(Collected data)
· · · · ·

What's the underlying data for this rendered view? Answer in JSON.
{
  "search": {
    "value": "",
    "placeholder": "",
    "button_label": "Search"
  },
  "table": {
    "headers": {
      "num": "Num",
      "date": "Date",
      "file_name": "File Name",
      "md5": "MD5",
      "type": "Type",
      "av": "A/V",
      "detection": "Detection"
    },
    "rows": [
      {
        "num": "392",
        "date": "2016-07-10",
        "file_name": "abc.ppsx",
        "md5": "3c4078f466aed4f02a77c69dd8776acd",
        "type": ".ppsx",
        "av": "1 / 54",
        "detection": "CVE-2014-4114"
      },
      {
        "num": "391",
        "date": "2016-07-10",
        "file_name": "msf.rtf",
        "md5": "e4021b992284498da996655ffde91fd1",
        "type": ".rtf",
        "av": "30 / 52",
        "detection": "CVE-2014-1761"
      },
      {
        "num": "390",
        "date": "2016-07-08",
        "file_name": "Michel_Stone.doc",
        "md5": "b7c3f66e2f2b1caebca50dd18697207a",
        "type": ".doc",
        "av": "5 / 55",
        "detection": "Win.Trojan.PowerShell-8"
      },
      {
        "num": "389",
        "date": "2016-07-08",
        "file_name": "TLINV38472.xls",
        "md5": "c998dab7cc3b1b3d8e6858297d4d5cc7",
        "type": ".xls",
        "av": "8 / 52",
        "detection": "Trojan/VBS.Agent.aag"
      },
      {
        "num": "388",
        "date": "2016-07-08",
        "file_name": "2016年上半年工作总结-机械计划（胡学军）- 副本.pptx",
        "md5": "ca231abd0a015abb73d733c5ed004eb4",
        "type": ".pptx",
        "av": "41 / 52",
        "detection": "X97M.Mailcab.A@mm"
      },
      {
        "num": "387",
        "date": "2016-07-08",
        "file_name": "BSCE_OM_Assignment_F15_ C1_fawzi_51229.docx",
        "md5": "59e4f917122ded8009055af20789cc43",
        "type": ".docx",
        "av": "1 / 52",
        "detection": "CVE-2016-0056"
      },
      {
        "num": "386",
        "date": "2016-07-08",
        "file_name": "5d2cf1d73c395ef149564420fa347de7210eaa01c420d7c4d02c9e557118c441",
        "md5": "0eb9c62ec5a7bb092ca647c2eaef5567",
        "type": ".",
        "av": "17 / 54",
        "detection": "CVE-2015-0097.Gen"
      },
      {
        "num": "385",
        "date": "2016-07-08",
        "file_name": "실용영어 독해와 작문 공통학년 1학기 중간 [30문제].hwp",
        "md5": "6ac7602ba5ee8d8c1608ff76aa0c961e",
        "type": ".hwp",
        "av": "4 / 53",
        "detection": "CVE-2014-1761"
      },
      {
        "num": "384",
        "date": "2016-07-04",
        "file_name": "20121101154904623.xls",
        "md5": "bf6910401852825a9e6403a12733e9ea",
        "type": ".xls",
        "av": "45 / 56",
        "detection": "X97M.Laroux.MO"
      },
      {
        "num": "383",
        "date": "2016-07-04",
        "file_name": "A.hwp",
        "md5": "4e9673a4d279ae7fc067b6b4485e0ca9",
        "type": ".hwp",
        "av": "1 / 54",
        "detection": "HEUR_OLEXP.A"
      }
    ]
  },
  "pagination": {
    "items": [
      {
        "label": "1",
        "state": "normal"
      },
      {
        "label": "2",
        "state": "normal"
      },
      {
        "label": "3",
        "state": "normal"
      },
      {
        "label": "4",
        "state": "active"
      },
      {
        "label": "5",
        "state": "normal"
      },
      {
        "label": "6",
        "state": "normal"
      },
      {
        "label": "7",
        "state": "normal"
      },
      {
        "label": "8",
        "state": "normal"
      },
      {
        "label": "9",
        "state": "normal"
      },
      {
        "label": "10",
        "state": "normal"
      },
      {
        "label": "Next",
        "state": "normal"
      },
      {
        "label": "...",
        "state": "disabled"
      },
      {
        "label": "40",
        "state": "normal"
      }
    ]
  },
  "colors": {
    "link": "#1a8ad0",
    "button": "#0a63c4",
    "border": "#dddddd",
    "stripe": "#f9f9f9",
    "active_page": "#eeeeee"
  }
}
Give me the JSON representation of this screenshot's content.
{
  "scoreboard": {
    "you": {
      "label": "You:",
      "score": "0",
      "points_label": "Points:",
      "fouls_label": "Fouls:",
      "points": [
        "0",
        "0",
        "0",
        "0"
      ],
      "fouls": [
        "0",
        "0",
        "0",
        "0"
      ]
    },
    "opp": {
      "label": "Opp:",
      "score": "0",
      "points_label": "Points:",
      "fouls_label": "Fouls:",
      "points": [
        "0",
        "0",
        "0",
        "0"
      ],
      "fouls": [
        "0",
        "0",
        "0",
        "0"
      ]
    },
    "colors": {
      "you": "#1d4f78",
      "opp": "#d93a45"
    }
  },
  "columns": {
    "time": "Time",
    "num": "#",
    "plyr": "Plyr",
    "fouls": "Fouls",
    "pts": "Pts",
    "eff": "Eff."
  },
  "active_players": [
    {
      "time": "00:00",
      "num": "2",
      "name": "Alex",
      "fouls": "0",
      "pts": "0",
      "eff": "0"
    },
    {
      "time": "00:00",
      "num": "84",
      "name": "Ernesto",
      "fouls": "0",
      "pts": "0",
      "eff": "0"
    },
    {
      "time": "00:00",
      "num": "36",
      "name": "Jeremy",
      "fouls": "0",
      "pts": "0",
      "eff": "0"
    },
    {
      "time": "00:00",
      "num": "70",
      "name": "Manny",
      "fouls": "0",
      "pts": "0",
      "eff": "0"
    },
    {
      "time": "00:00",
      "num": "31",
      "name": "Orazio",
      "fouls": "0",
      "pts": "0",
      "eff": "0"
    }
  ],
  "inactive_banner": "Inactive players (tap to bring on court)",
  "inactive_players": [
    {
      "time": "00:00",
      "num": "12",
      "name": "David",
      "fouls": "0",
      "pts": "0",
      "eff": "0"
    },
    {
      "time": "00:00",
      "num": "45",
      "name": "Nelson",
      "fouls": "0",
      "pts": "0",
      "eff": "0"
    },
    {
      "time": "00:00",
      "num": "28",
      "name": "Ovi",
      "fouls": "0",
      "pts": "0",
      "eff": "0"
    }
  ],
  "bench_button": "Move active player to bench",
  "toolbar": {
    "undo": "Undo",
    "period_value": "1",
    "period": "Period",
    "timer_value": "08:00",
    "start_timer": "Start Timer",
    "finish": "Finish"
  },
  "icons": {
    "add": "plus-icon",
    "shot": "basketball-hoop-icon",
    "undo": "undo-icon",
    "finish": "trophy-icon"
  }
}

· · · · ·

• **WHAT THE TASK ASKS**
Return each line of the data exactly as written above.

• **EXERCISE OUTPUT**
What's the underlying data for this rendered view? Answer in JSON.
{
  "search": {
    "value": "",
    "placeholder": "",
    "button_label": "Search"
  },
  "table": {
    "headers": {
      "num": "Num",
      "date": "Date",
      "file_name": "File Name",
      "md5": "MD5",
      "type": "Type",
      "av": "A/V",
      "detection": "Detection"
    },
    "rows": [
      {
        "num": "392",
        "date": "2016-07-10",
        "file_name": "abc.ppsx",
        "md5": "3c4078f466aed4f02a77c69dd8776acd",
        "type": ".ppsx",
        "av": "1 / 54",
        "detection": "CVE-2014-4114"
      },
      {
        "num": "391",
        "date": "2016-07-10",
        "file_name": "msf.rtf",
        "md5": "e4021b992284498da996655ffde91fd1",
        "type": ".rtf",
        "av": "30 / 52",
        "detection": "CVE-2014-1761"
      },
      {
        "num": "390",
        "date": "2016-07-08",
        "file_name": "Michel_Stone.doc",
        "md5": "b7c3f66e2f2b1caebca50dd18697207a",
        "type": ".doc",
        "av": "5 / 55",
        "detection": "Win.Trojan.PowerShell-8"
      },
      {
        "num": "389",
        "date": "2016-07-08",
        "file_name": "TLINV38472.xls",
        "md5": "c998dab7cc3b1b3d8e6858297d4d5cc7",
        "type": ".xls",
        "av": "8 / 52",
        "detection": "Trojan/VBS.Agent.aag"
      },
      {
        "num": "388",
        "date": "2016-07-08",
        "file_name": "2016年上半年工作总结-机械计划（胡学军）- 副本.pptx",
        "md5": "ca231abd0a015abb73d733c5ed004eb4",
        "type": ".pptx",
        "av": "41 / 52",
        "detection": "X97M.Mailcab.A@mm"
      },
      {
        "num": "387",
        "date": "2016-07-08",
        "file_name": "BSCE_OM_Assignment_F15_ C1_fawzi_51229.docx",
        "md5": "59e4f917122ded8009055af20789cc43",
        "type": ".docx",
        "av": "1 / 52",
        "detection": "CVE-2016-0056"
      },
      {
        "num": "386",
        "date": "2016-07-08",
        "file_name": "5d2cf1d73c395ef149564420fa347de7210eaa01c420d7c4d02c9e557118c441",
        "md5": "0eb9c62ec5a7bb092ca647c2eaef5567",
        "type": ".",
        "av": "17 / 54",
        "detection": "CVE-2015-0097.Gen"
      },
      {
        "num": "385",
        "date": "2016-07-08",
        "file_name": "실용영어 독해와 작문 공통학년 1학기 중간 [30문제].hwp",
        "md5": "6ac7602ba5ee8d8c1608ff76aa0c961e",
        "type": ".hwp",
        "av": "4 / 53",
        "detection": "CVE-2014-1761"
      },
      {
        "num": "384",
        "date": "2016-07-04",
        "file_name": "20121101154904623.xls",
        "md5": "bf6910401852825a9e6403a12733e9ea",
        "type": ".xls",
        "av": "45 / 56",
        "detection": "X97M.Laroux.MO"
      },
      {
        "num": "383",
        "date": "2016-07-04",
        "file_name": "A.hwp",
        "md5": "4e9673a4d279ae7fc067b6b4485e0ca9",
        "type": ".hwp",
        "av": "1 / 54",
        "detection": "HEUR_OLEXP.A"
      }
    ]
  },
  "pagination": {
    "items": [
      {
        "label": "1",
        "state": "normal"
      },
      {
        "label": "2",
        "state": "normal"
      },
      {
        "label": "3",
        "state": "normal"
      },
      {
        "label": "4",
        "state": "active"
      },
      {
        "label": "5",
        "state": "normal"
      },
      {
        "label": "6",
        "state": "normal"
      },
      {
        "label": "7",
        "state": "normal"
      },
      {
        "label": "8",
        "state": "normal"
      },
      {
        "label": "9",
        "state": "normal"
      },
      {
        "label": "10",
        "state": "normal"
      },
      {
        "label": "Next",
        "state": "normal"
      },
      {
        "label": "...",
        "state": "disabled"
      },
      {
        "label": "40",
        "state": "normal"
      }
    ]
  },
  "colors": {
    "link": "#1a8ad0",
    "button": "#0a63c4",
    "border": "#dddddd",
    "stripe": "#f9f9f9",
    "active_page": "#eeeeee"
  }
}
Give me the JSON representation of this screenshot's content.
{
  "scoreboard": {
    "you": {
      "label": "You:",
      "score": "0",
      "points_label": "Points:",
      "fouls_label": "Fouls:",
      "points": [
        "0",
        "0",
        "0",
        "0"
      ],
      "fouls": [
        "0",
        "0",
        "0",
        "0"
      ]
    },
    "opp": {
      "label": "Opp:",
      "score": "0",
      "points_label": "Points:",
      "fouls_label": "Fouls:",
      "points": [
        "0",
        "0",
        "0",
        "0"
      ],
      "fouls": [
        "0",
        "0",
        "0",
        "0"
      ]
    },
    "colors": {
      "you": "#1d4f78",
      "opp": "#d93a45"
    }
  },
  "columns": {
    "time": "Time",
    "num": "#",
    "plyr": "Plyr",
    "fouls": "Fouls",
    "pts": "Pts",
    "eff": "Eff."
  },
  "active_players": [
    {
      "time": "00:00",
      "num": "2",
      "name": "Alex",
      "fouls": "0",
      "pts": "0",
      "eff": "0"
    },
    {
      "time": "00:00",
      "num": "84",
      "name": "Ernesto",
      "fouls": "0",
      "pts": "0",
      "eff": "0"
    },
    {
      "time": "00:00",
      "num": "36",
      "name": "Jeremy",
      "fouls": "0",
      "pts": "0",
      "eff": "0"
    },
    {
      "time": "00:00",
      "num": "70",
      "name": "Manny",
      "fouls": "0",
      "pts": "0",
      "eff": "0"
    },
    {
      "time": "00:00",
      "num": "31",
      "name": "Orazio",
      "fouls": "0",
      "pts": "0",
      "eff": "0"
    }
  ],
  "inactive_banner": "Inactive players (tap to bring on court)",
  "inactive_players": [
    {
      "time": "00:00",
      "num": "12",
      "name": "David",
      "fouls": "0",
      "pts": "0",
      "eff": "0"
    },
    {
      "time": "00:00",
      "num": "45",
      "name": "Nelson",
      "fouls": "0",
      "pts": "0",
      "eff": "0"
    },
    {
      "time": "00:00",
      "num": "28",
      "name": "Ovi",
      "fouls": "0",
      "pts": "0",
      "eff": "0"
    }
  ],
  "bench_button": "Move active player to bench",
  "toolbar": {
    "undo": "Undo",
    "period_value": "1",
    "period": "Period",
    "timer_value": "08:00",
    "start_timer": "Start Timer",
    "finish": "Finish"
  },
  "icons": {
    "add": "plus-icon",
    "shot": "basketball-hoop-icon",
    "undo": "undo-icon",
    "finish": "trophy-icon"
  }
}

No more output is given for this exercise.